• **WHAT IS EXPECTED**: Print the entries below in their entirety, exactly as they are written.

• **SUPPLIED RECORDS**:
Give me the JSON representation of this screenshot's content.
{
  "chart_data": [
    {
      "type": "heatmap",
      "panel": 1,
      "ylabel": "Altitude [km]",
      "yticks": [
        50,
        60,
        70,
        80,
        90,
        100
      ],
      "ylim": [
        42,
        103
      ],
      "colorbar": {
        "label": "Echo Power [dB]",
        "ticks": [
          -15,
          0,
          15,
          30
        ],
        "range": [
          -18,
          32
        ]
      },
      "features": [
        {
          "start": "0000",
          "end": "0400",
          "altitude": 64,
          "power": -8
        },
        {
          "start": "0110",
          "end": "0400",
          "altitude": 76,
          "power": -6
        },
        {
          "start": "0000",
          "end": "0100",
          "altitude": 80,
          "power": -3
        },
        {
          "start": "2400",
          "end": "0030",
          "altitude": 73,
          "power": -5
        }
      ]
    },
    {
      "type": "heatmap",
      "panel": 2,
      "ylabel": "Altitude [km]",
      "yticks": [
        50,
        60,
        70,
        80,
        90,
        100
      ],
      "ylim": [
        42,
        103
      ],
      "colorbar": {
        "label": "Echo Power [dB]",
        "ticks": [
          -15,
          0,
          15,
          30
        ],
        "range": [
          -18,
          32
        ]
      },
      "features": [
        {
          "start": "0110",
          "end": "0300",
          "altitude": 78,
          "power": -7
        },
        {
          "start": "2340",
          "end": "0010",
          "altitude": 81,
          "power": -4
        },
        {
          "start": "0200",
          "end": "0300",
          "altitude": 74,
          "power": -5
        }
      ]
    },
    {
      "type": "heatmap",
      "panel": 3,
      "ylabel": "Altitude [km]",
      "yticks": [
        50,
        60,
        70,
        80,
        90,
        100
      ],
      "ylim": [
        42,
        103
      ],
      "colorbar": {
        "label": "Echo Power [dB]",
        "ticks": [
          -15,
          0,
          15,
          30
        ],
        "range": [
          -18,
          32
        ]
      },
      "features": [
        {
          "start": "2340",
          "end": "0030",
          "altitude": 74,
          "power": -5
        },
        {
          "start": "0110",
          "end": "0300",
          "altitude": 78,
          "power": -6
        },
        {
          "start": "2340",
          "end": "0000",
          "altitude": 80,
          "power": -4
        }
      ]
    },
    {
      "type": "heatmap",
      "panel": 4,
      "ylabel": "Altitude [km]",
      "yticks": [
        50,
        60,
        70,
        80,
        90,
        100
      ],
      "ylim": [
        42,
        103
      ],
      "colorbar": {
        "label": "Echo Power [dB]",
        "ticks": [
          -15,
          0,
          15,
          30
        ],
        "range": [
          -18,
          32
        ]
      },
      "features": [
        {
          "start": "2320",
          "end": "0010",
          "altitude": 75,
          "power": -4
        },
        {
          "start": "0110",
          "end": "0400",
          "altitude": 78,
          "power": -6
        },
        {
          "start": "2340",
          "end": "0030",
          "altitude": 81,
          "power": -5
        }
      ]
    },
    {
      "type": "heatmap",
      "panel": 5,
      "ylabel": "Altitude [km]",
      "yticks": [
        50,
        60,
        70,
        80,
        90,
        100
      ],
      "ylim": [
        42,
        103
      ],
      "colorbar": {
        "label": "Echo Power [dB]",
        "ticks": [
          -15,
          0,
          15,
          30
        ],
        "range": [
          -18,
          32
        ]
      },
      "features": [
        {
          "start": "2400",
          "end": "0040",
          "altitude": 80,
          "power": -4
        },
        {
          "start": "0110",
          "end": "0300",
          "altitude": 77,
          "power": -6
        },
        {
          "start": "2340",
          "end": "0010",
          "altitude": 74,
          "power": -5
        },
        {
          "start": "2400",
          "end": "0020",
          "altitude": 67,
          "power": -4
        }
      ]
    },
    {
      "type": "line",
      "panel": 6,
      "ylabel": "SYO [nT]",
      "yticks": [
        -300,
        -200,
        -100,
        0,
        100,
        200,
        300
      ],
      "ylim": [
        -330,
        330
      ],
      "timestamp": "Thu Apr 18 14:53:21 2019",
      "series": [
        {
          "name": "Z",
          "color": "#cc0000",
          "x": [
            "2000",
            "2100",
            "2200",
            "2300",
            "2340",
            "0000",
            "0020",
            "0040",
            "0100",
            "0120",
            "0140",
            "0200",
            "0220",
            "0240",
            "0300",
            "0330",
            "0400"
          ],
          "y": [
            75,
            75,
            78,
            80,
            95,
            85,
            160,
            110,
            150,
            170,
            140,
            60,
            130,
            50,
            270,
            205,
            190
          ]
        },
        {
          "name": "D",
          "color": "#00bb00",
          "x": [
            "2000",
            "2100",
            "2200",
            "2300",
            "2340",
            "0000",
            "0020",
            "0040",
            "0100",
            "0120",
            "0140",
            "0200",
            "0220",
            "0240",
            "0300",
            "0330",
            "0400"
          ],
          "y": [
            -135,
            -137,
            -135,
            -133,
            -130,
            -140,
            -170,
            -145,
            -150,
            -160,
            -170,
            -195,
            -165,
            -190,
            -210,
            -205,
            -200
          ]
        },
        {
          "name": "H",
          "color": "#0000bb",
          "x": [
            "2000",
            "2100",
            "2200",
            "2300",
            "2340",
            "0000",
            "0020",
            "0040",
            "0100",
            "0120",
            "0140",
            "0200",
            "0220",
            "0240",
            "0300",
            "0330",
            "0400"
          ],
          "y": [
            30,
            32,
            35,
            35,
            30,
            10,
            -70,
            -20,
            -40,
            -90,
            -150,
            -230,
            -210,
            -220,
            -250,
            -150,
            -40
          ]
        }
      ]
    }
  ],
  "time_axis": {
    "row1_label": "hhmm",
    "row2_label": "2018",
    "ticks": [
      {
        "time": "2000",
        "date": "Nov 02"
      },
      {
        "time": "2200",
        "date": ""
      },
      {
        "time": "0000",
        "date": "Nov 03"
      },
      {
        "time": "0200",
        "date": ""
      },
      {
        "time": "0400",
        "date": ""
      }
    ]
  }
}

• **THE RESPONSE**:
Give me the JSON representation of this screenshot's content.
{
  "chart_data": [
    {
      "type": "heatmap",
      "panel": 1,
      "ylabel": "Altitude [km]",
      "yticks": [
        50,
        60,
        70,
        80,
        90,
        100
      ],
      "ylim": [
        42,
        103
      ],
      "colorbar": {
        "label": "Echo Power [dB]",
        "ticks": [
          -15,
          0,
          15,
          30
        ],
        "range": [
          -18,
          32
        ]
      },
      "features": [
        {
          "start": "0000",
          "end": "0400",
          "altitude": 64,
          "power": -8
        },
        {
          "start": "0110",
          "end": "0400",
          "altitude": 76,
          "power": -6
        },
        {
          "start": "0000",
          "end": "0100",
          "altitude": 80,
          "power": -3
        },
        {
          "start": "2400",
          "end": "0030",
          "altitude": 73,
          "power": -5
        }
      ]
    },
    {
      "type": "heatmap",
      "panel": 2,
      "ylabel": "Altitude [km]",
      "yticks": [
        50,
        60,
        70,
        80,
        90,
        100
      ],
      "ylim": [
        42,
        103
      ],
      "colorbar": {
        "label": "Echo Power [dB]",
        "ticks": [
          -15,
          0,
          15,
          30
        ],
        "range": [
          -18,
          32
        ]
      },
      "features": [
        {
          "start": "0110",
          "end": "0300",
          "altitude": 78,
          "power": -7
        },
        {
          "start": "2340",
          "end": "0010",
          "altitude": 81,
          "power": -4
        },
        {
          "start": "0200",
          "end": "0300",
          "altitude": 74,
          "power": -5
        }
      ]
    },
    {
      "type": "heatmap",
      "panel": 3,
      "ylabel": "Altitude [km]",
      "yticks": [
        50,
        60,
        70,
        80,
        90,
        100
      ],
      "ylim": [
        42,
        103
      ],
      "colorbar": {
        "label": "Echo Power [dB]",
        "ticks": [
          -15,
          0,
          15,
          30
        ],
        "range": [
          -18,
          32
        ]
      },
      "features": [
        {
          "start": "2340",
          "end": "0030",
          "altitude": 74,
          "power": -5
        },
        {
          "start": "0110",
          "end": "0300",
          "altitude": 78,
          "power": -6
        },
        {
          "start": "2340",
          "end": "0000",
          "altitude": 80,
          "power": -4
        }
      ]
    },
    {
      "type": "heatmap",
      "panel": 4,
      "ylabel": "Altitude [km]",
      "yticks": [
        50,
        60,
        70,
        80,
        90,
        100
      ],
      "ylim": [
        42,
        103
      ],
      "colorbar": {
        "label": "Echo Power [dB]",
        "ticks": [
          -15,
          0,
          15,
          30
        ],
        "range": [
          -18,
          32
        ]
      },
      "features": [
        {
          "start": "2320",
          "end": "0010",
          "altitude": 75,
          "power": -4
        },
        {
          "start": "0110",
          "end": "0400",
          "altitude": 78,
          "power": -6
        },
        {
          "start": "2340",
          "end": "0030",
          "altitude": 81,
          "power": -5
        }
      ]
    },
    {
      "type": "heatmap",
      "panel": 5,
      "ylabel": "Altitude [km]",
      "yticks": [
        50,
        60,
        70,
        80,
        90,
        100
      ],
      "ylim": [
        42,
        103
      ],
      "colorbar": {
        "label": "Echo Power [dB]",
        "ticks": [
          -15,
          0,
          15,
          30
        ],
        "range": [
          -18,
          32
        ]
      },
      "features": [
        {
          "start": "2400",
          "end": "0040",
          "altitude": 80,
          "power": -4
        },
        {
          "start": "0110",
          "end": "0300",
          "altitude": 77,
          "power": -6
        },
        {
          "start": "2340",
          "end": "0010",
          "altitude": 74,
          "power": -5
        },
        {
          "start": "2400",
          "end": "0020",
          "altitude": 67,
          "power": -4
        }
      ]
    },
    {
      "type": "line",
      "panel": 6,
      "ylabel": "SYO [nT]",
      "yticks": [
        -300,
        -200,
        -100,
        0,
        100,
        200,
        300
      ],
      "ylim": [
        -330,
        330
      ],
      "timestamp": "Thu Apr 18 14:53:21 2019",
      "series": [
        {
          "name": "Z",
          "color": "#cc0000",
          "x": [
            "2000",
            "2100",
            "2200",
            "2300",
            "2340",
            "0000",
            "0020",
            "0040",
            "0100",
            "0120",
            "0140",
            "0200",
            "0220",
            "0240",
            "0300",
            "0330",
            "0400"
          ],
          "y": [
            75,
            75,
            78,
            80,
            95,
            85,
            160,
            110,
            150,
            170,
            140,
            60,
            130,
            50,
            270,
            205,
            190
          ]
        },
        {
          "name": "D",
          "color": "#00bb00",
          "x": [
            "2000",
            "2100",
            "2200",
            "2300",
            "2340",
            "0000",
            "0020",
            "0040",
            "0100",
            "0120",
            "0140",
            "0200",
            "0220",
            "0240",
            "0300",
            "0330",
            "0400"
          ],
          "y": [
            -135,
            -137,
            -135,
            -133,
            -130,
            -140,
            -170,
            -145,
            -150,
            -160,
            -170,
            -195,
            -165,
            -190,
            -210,
            -205,
            -200
          ]
        },
        {
          "name": "H",
          "color": "#0000bb",
          "x": [
            "2000",
            "2100",
            "2200",
            "2300",
            "2340",
            "0000",
            "0020",
            "0040",
            "0100",
            "0120",
            "0140",
            "0200",
            "0220",
            "0240",
            "0300",
            "0330",
            "0400"
          ],
          "y": [
            30,
            32,
            35,
            35,
            30,
            10,
            -70,
            -20,
            -40,
            -90,
            -150,
            -230,
            -210,
            -220,
            -250,
            -150,
            -40
          ]
        }
      ]
    }
  ],
  "time_axis": {
    "row1_label": "hhmm",
    "row2_label": "2018",
    "ticks": [
      {
        "time": "2000",
        "date": "Nov 02"
      },
      {
        "time": "2200",
        "date": ""
      },
      {
        "time": "0000",
        "date": "Nov 03"
      },
      {
        "time": "0200",
        "date": ""
      },
      {
        "time": "0400",
        "date": ""
      }
    ]
  }
}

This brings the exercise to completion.